Material provided:
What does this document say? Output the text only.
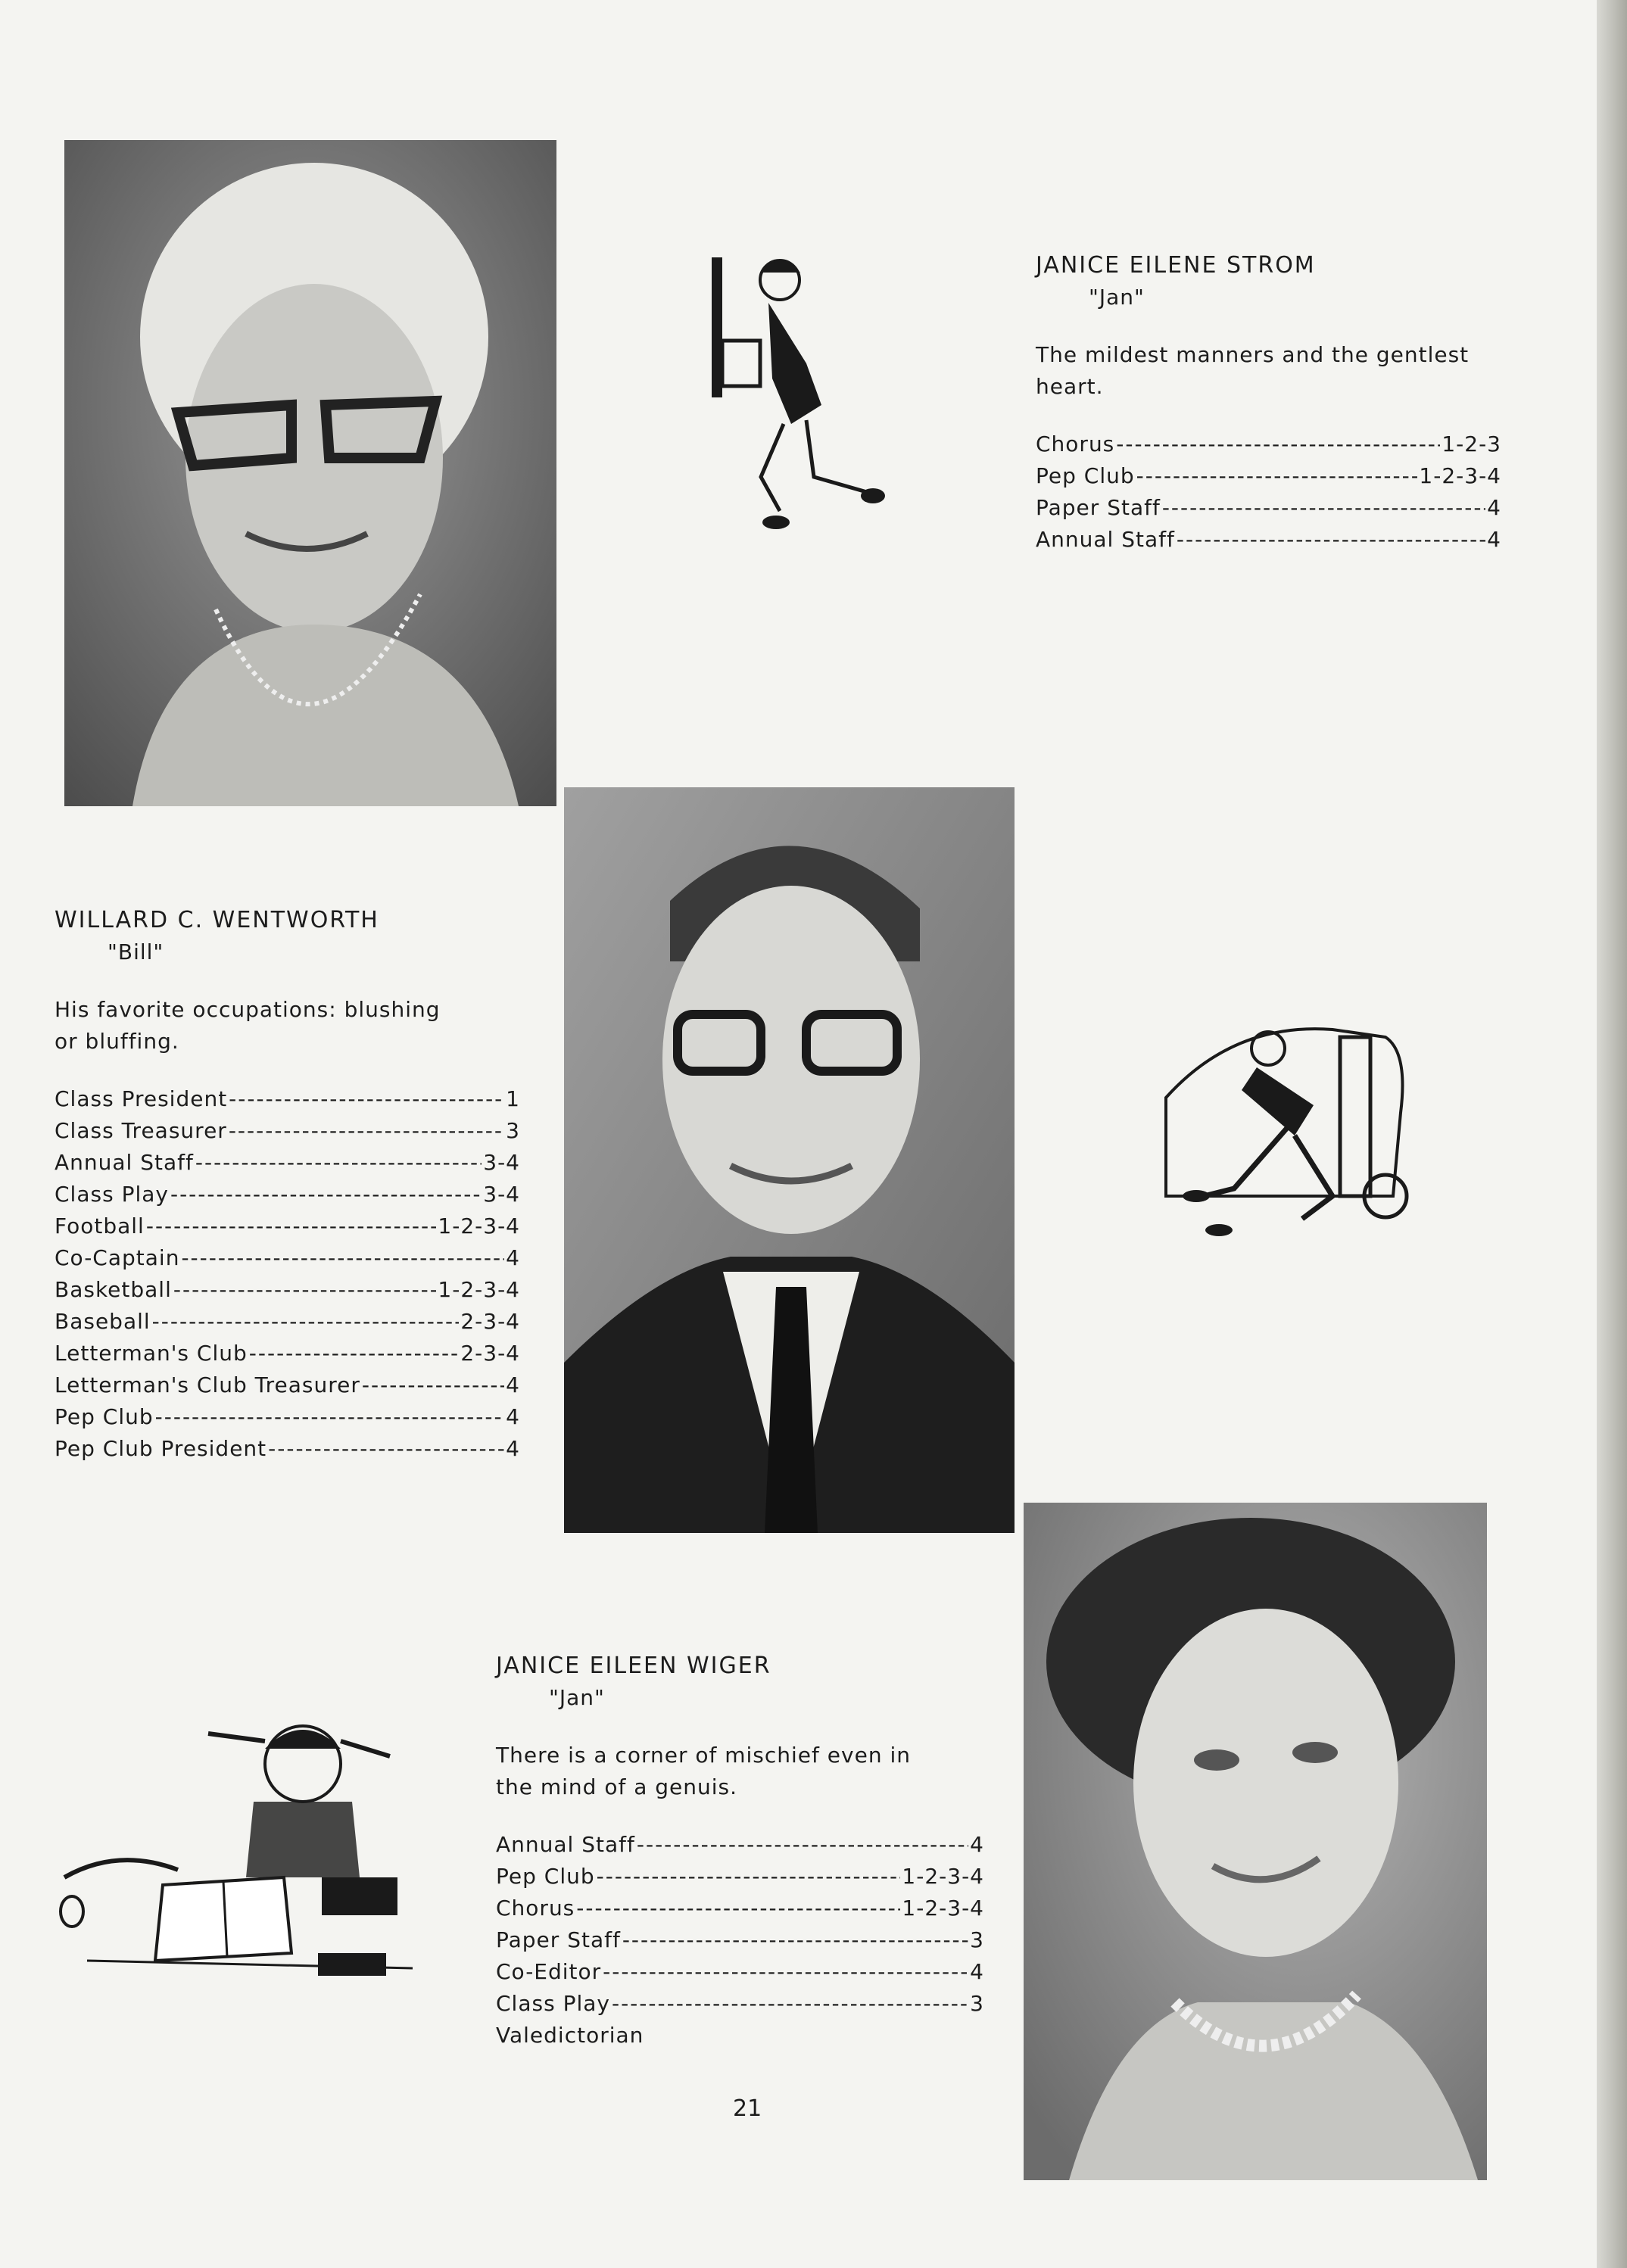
JANICE EILENE STROM
"Jan"
The mildest manners and the gentlest
heart.
Chorus -----	1-2-3
Pep Club -----	1-2-3-4
Paper Staff -----	4
Annual Staff -----	4
WILLARD C. WENTWORTH
"Bill"
His favorite occupations: blushing
or bluffing.
Class President -----	1
Class Treasurer -----	3
Annual Staff -----	3-4
Class Play -----	3-4
Football -----	1-2-3-4
Co-Captain -----	4
Basketball -----	1-2-3-4
Baseball -----	2-3-4
Letterman's Club -----	2-3-4
Letterman's Club Treasurer -----	4
Pep Club -----	4
Pep Club President -----	4
JANICE EILEEN WIGER
"Jan"
There is a corner of mischief even in
the mind of a genuis.
Annual Staff -----	4
Pep Club -----	1-2-3-4
Chorus -----	1-2-3-4
Paper Staff -----	3
Co-Editor -----	4
Class Play -----	3
Valedictorian
21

Aim: Copy every entry exactly as written. Pictures are excluded.

Response below:
What does this document say? Output the text only.
JANICE EILENE STROM
"Jan"
The mildest manners and the gentlest
heart.
Chorus -----	1-2-3
Pep Club -----	1-2-3-4
Paper Staff -----	4
Annual Staff -----	4
WILLARD C. WENTWORTH
"Bill"
His favorite occupations: blushing
or bluffing.
Class President -----	1
Class Treasurer -----	3
Annual Staff -----	3-4
Class Play -----	3-4
Football -----	1-2-3-4
Co-Captain -----	4
Basketball -----	1-2-3-4
Baseball -----	2-3-4
Letterman's Club -----	2-3-4
Letterman's Club Treasurer -----	4
Pep Club -----	4
Pep Club President -----	4
JANICE EILEEN WIGER
"Jan"
There is a corner of mischief even in
the mind of a genuis.
Annual Staff -----	4
Pep Club -----	1-2-3-4
Chorus -----	1-2-3-4
Paper Staff -----	3
Co-Editor -----	4
Class Play -----	3
Valedictorian
21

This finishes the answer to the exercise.